Work request → Write out the data once more, exactly as it reads.

###

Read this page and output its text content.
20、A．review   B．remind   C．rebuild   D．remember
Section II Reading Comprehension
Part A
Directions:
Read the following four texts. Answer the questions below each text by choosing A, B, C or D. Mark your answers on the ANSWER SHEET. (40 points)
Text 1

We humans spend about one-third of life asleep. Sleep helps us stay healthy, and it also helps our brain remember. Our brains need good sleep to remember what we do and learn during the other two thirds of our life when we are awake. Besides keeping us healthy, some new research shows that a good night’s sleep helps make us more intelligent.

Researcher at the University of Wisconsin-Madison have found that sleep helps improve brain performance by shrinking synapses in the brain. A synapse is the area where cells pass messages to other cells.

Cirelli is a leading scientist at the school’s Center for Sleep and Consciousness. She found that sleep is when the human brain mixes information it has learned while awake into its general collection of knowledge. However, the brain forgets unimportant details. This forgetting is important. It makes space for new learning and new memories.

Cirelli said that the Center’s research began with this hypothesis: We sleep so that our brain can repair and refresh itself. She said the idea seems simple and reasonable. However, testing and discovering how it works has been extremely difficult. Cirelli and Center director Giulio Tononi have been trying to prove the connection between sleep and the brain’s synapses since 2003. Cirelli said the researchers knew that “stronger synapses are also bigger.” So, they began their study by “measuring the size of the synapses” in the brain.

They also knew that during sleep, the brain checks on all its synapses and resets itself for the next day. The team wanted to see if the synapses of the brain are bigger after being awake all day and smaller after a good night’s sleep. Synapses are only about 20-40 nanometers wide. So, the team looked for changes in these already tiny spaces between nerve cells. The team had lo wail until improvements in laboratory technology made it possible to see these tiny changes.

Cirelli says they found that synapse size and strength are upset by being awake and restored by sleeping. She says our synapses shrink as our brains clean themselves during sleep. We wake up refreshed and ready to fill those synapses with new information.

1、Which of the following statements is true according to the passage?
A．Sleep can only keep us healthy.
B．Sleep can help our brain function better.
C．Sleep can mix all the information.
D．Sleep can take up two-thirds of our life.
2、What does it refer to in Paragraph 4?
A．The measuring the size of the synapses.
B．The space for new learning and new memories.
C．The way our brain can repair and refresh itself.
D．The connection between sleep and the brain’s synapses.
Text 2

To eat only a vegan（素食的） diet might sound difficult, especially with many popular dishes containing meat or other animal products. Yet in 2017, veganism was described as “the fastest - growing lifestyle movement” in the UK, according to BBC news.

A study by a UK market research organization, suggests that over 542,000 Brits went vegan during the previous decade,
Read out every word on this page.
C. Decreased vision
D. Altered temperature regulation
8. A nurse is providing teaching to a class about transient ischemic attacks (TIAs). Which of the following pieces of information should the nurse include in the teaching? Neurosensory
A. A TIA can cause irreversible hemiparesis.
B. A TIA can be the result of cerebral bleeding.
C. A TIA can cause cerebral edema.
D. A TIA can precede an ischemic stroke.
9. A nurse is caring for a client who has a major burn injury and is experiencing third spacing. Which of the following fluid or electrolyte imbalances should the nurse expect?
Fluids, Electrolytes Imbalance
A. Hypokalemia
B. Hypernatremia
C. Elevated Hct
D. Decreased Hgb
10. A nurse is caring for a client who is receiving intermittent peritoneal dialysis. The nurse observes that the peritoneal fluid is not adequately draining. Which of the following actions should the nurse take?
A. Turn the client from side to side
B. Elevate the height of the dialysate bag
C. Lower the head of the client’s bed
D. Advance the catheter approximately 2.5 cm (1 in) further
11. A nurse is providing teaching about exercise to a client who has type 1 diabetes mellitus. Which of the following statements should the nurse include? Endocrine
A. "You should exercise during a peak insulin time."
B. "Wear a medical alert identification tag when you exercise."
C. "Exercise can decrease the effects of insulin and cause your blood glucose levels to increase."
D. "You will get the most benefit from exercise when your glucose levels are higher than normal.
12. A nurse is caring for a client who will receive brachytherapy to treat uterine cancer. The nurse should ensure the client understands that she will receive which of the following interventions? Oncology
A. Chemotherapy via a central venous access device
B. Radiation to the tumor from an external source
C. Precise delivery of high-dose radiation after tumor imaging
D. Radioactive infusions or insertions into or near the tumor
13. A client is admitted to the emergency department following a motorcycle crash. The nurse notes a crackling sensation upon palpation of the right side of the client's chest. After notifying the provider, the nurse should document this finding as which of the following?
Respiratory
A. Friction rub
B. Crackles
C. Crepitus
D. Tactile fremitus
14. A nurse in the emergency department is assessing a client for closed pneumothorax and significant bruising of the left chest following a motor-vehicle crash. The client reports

###

Expected output →
Read this page and output its text content.
20、A．review   B．remind   C．rebuild   D．remember
Section II Reading Comprehension
Part A
Directions:
Read the following four texts. Answer the questions below each text by choosing A, B, C or D. Mark your answers on the ANSWER SHEET. (40 points)
Text 1

We humans spend about one-third of life asleep. Sleep helps us stay healthy, and it also helps our brain remember. Our brains need good sleep to remember what we do and learn during the other two thirds of our life when we are awake. Besides keeping us healthy, some new research shows that a good night’s sleep helps make us more intelligent.

Researcher at the University of Wisconsin-Madison have found that sleep helps improve brain performance by shrinking synapses in the brain. A synapse is the area where cells pass messages to other cells.

Cirelli is a leading scientist at the school’s Center for Sleep and Consciousness. She found that sleep is when the human brain mixes information it has learned while awake into its general collection of knowledge. However, the brain forgets unimportant details. This forgetting is important. It makes space for new learning and new memories.

Cirelli said that the Center’s research began with this hypothesis: We sleep so that our brain can repair and refresh itself. She said the idea seems simple and reasonable. However, testing and discovering how it works has been extremely difficult. Cirelli and Center director Giulio Tononi have been trying to prove the connection between sleep and the brain’s synapses since 2003. Cirelli said the researchers knew that “stronger synapses are also bigger.” So, they began their study by “measuring the size of the synapses” in the brain.

They also knew that during sleep, the brain checks on all its synapses and resets itself for the next day. The team wanted to see if the synapses of the brain are bigger after being awake all day and smaller after a good night’s sleep. Synapses are only about 20-40 nanometers wide. So, the team looked for changes in these already tiny spaces between nerve cells. The team had lo wail until improvements in laboratory technology made it possible to see these tiny changes.

Cirelli says they found that synapse size and strength are upset by being awake and restored by sleeping. She says our synapses shrink as our brains clean themselves during sleep. We wake up refreshed and ready to fill those synapses with new information.

1、Which of the following statements is true according to the passage?
A．Sleep can only keep us healthy.
B．Sleep can help our brain function better.
C．Sleep can mix all the information.
D．Sleep can take up two-thirds of our life.
2、What does it refer to in Paragraph 4?
A．The measuring the size of the synapses.
B．The space for new learning and new memories.
C．The way our brain can repair and refresh itself.
D．The connection between sleep and the brain’s synapses.
Text 2

To eat only a vegan（素食的） diet might sound difficult, especially with many popular dishes containing meat or other animal products. Yet in 2017, veganism was described as “the fastest - growing lifestyle movement” in the UK, according to BBC news.

A study by a UK market research organization, suggests that over 542,000 Brits went vegan during the previous decade,
Read out every word on this page.
C. Decreased vision
D. Altered temperature regulation
8. A nurse is providing teaching to a class about transient ischemic attacks (TIAs). Which of the following pieces of information should the nurse include in the teaching? Neurosensory
A. A TIA can cause irreversible hemiparesis.
B. A TIA can be the result of cerebral bleeding.
C. A TIA can cause cerebral edema.
D. A TIA can precede an ischemic stroke.
9. A nurse is caring for a client who has a major burn injury and is experiencing third spacing. Which of the following fluid or electrolyte imbalances should the nurse expect?
Fluids, Electrolytes Imbalance
A. Hypokalemia
B. Hypernatremia
C. Elevated Hct
D. Decreased Hgb
10. A nurse is caring for a client who is receiving intermittent peritoneal dialysis. The nurse observes that the peritoneal fluid is not adequately draining. Which of the following actions should the nurse take?
A. Turn the client from side to side
B. Elevate the height of the dialysate bag
C. Lower the head of the client’s bed
D. Advance the catheter approximately 2.5 cm (1 in) further
11. A nurse is providing teaching about exercise to a client who has type 1 diabetes mellitus. Which of the following statements should the nurse include? Endocrine
A. "You should exercise during a peak insulin time."
B. "Wear a medical alert identification tag when you exercise."
C. "Exercise can decrease the effects of insulin and cause your blood glucose levels to increase."
D. "You will get the most benefit from exercise when your glucose levels are higher than normal.
12. A nurse is caring for a client who will receive brachytherapy to treat uterine cancer. The nurse should ensure the client understands that she will receive which of the following interventions? Oncology
A. Chemotherapy via a central venous access device
B. Radiation to the tumor from an external source
C. Precise delivery of high-dose radiation after tumor imaging
D. Radioactive infusions or insertions into or near the tumor
13. A client is admitted to the emergency department following a motorcycle crash. The nurse notes a crackling sensation upon palpation of the right side of the client's chest. After notifying the provider, the nurse should document this finding as which of the following?
Respiratory
A. Friction rub
B. Crackles
C. Crepitus
D. Tactile fremitus
14. A nurse in the emergency department is assessing a client for closed pneumothorax and significant bruising of the left chest following a motor-vehicle crash. The client reports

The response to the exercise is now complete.